▸ **Collection entries**
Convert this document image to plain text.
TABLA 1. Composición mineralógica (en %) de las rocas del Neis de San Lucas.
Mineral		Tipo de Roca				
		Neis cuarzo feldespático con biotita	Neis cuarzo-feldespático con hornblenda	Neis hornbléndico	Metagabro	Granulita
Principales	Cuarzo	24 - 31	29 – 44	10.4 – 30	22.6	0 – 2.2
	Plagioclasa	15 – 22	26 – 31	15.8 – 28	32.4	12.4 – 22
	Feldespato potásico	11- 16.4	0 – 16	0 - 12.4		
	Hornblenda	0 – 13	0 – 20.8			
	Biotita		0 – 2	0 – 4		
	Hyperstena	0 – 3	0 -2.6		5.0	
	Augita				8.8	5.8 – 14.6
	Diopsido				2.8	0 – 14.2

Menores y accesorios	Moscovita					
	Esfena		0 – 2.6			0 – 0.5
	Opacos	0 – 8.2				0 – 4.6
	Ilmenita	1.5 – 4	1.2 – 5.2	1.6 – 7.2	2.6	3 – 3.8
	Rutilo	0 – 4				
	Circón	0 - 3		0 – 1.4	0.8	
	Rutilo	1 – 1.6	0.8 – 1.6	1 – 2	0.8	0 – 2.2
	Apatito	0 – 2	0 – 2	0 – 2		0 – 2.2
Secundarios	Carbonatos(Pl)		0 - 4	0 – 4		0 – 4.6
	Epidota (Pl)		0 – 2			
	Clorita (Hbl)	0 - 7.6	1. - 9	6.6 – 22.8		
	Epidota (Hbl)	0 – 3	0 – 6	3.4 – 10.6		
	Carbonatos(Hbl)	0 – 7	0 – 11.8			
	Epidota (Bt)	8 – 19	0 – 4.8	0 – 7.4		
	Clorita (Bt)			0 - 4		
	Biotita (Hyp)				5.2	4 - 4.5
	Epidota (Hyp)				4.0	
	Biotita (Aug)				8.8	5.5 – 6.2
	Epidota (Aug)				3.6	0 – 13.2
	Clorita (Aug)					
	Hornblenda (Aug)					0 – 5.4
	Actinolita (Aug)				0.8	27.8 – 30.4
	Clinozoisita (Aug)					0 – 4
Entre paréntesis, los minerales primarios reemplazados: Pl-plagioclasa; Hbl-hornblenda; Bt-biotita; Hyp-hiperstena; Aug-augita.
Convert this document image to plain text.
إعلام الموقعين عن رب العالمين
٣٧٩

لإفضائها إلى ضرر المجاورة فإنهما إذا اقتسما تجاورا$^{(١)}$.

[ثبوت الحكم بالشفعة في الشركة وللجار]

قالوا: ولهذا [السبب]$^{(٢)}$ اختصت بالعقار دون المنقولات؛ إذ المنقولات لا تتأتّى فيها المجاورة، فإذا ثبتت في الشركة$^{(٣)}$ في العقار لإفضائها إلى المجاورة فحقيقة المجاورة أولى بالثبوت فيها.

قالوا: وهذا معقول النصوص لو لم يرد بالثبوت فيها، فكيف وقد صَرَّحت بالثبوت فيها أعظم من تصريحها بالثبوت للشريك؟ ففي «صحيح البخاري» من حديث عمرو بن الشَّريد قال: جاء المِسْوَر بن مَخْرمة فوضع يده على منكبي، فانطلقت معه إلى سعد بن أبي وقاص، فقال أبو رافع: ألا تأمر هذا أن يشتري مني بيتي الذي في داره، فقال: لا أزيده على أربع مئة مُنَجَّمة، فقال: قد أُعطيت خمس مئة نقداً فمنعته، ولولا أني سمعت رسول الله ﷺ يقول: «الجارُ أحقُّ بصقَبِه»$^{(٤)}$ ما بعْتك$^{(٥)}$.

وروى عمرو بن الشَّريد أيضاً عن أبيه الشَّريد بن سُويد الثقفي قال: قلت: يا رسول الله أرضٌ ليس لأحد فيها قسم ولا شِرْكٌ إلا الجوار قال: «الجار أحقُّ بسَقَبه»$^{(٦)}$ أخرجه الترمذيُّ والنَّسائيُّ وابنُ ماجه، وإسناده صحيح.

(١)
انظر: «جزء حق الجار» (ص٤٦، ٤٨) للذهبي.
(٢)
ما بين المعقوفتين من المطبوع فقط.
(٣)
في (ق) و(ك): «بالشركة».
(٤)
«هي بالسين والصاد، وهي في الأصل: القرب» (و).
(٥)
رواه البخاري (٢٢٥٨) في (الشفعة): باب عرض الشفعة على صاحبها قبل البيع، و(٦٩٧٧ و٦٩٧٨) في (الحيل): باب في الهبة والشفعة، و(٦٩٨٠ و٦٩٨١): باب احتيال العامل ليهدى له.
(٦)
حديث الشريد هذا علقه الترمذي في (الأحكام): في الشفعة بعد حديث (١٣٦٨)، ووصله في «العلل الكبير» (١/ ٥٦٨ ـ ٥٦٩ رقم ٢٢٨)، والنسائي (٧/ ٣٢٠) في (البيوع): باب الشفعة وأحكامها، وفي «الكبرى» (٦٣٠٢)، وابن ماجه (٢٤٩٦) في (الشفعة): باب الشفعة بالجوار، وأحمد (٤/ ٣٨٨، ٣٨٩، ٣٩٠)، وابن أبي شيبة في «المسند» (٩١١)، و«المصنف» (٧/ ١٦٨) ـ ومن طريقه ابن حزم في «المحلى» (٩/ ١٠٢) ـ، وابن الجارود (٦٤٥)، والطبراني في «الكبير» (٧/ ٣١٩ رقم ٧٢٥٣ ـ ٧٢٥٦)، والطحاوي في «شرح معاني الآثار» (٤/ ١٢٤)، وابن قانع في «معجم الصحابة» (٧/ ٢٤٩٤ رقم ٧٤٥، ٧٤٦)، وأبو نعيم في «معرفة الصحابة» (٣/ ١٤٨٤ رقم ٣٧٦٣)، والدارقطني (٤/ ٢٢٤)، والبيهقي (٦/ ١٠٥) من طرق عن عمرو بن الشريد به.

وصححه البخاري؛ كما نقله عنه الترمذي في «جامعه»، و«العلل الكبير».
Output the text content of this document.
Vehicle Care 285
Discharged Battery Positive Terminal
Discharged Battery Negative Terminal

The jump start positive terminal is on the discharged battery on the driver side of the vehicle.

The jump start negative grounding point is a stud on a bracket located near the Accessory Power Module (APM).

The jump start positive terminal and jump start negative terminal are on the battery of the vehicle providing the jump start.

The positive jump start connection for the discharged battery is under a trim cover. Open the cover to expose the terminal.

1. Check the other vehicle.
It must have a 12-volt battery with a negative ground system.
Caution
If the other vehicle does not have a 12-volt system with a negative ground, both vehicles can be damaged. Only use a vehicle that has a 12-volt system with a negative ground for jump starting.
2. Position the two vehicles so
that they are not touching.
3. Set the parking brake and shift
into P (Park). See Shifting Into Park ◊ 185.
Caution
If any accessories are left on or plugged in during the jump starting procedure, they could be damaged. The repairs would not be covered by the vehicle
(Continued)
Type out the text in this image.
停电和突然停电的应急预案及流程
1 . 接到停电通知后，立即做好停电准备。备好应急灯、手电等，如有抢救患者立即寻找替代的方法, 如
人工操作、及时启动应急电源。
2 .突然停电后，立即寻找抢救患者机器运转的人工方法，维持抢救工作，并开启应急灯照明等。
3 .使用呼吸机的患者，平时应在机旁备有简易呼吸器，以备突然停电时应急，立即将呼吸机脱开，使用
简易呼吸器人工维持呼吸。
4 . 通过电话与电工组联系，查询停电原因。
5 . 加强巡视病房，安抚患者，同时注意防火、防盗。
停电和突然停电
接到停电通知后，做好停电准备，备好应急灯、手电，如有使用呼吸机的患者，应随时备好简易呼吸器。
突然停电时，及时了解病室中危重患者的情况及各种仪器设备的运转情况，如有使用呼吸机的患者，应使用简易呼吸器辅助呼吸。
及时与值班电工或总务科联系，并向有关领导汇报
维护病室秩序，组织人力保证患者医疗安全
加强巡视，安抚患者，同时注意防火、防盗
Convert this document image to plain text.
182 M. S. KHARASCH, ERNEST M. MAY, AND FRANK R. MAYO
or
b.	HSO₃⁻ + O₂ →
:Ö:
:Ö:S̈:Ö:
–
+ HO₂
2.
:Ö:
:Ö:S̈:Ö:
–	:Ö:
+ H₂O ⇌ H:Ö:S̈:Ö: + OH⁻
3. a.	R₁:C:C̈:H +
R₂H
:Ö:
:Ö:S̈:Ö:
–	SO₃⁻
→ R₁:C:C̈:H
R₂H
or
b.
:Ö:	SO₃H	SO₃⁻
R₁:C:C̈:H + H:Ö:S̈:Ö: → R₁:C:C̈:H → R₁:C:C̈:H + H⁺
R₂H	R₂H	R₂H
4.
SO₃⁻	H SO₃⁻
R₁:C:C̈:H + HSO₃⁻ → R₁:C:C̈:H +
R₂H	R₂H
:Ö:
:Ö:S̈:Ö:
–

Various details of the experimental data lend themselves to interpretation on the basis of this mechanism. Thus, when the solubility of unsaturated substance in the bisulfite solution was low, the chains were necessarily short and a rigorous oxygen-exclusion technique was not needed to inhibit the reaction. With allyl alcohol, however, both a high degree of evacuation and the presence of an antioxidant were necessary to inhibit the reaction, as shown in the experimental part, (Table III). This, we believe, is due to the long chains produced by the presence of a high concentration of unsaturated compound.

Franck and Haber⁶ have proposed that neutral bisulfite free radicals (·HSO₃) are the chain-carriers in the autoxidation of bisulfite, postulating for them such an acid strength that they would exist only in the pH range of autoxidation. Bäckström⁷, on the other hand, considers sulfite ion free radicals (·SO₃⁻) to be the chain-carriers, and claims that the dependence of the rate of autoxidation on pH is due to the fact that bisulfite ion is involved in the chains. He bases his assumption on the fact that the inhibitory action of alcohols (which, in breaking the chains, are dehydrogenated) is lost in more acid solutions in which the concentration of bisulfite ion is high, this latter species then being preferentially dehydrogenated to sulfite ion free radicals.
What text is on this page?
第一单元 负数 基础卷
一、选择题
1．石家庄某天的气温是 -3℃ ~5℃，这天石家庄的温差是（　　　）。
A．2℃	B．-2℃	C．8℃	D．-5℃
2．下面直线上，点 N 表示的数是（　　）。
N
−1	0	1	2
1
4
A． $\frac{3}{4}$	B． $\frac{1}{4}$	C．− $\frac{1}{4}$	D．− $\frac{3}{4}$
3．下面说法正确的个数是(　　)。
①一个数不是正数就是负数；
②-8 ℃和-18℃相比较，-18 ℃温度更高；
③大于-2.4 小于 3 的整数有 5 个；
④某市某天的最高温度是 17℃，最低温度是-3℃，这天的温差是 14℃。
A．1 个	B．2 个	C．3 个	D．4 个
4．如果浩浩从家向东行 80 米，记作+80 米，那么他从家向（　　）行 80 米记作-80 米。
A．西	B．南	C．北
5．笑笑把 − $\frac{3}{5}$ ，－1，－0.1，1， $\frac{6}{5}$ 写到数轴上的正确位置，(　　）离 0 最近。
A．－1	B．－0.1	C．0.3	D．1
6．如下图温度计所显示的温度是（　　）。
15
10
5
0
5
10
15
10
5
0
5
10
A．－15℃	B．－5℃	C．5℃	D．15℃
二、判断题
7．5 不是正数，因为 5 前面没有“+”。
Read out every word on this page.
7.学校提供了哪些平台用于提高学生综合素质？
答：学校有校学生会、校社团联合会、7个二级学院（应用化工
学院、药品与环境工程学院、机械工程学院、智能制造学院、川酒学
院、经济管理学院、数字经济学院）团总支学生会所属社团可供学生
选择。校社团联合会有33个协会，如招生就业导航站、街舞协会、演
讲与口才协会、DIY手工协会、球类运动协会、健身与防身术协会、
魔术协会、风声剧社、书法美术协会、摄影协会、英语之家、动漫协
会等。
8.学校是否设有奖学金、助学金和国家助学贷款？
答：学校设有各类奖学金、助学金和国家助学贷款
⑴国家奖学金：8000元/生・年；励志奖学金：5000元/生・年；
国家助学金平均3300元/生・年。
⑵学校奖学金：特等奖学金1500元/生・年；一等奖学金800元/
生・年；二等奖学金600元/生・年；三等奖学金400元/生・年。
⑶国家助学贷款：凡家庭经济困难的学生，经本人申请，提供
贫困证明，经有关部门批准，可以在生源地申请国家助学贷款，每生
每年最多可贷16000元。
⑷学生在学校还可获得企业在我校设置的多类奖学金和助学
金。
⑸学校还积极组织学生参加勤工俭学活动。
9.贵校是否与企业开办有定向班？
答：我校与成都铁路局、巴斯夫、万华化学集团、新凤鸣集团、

▸ **Goal**
Look through the lines above and collect those with the word "安抚患者".

▸ **Answer to this exercise**
5 . 加强巡视病房，安抚患者，同时注意防火、防盗。
加强巡视，安抚患者，同时注意防火、防盗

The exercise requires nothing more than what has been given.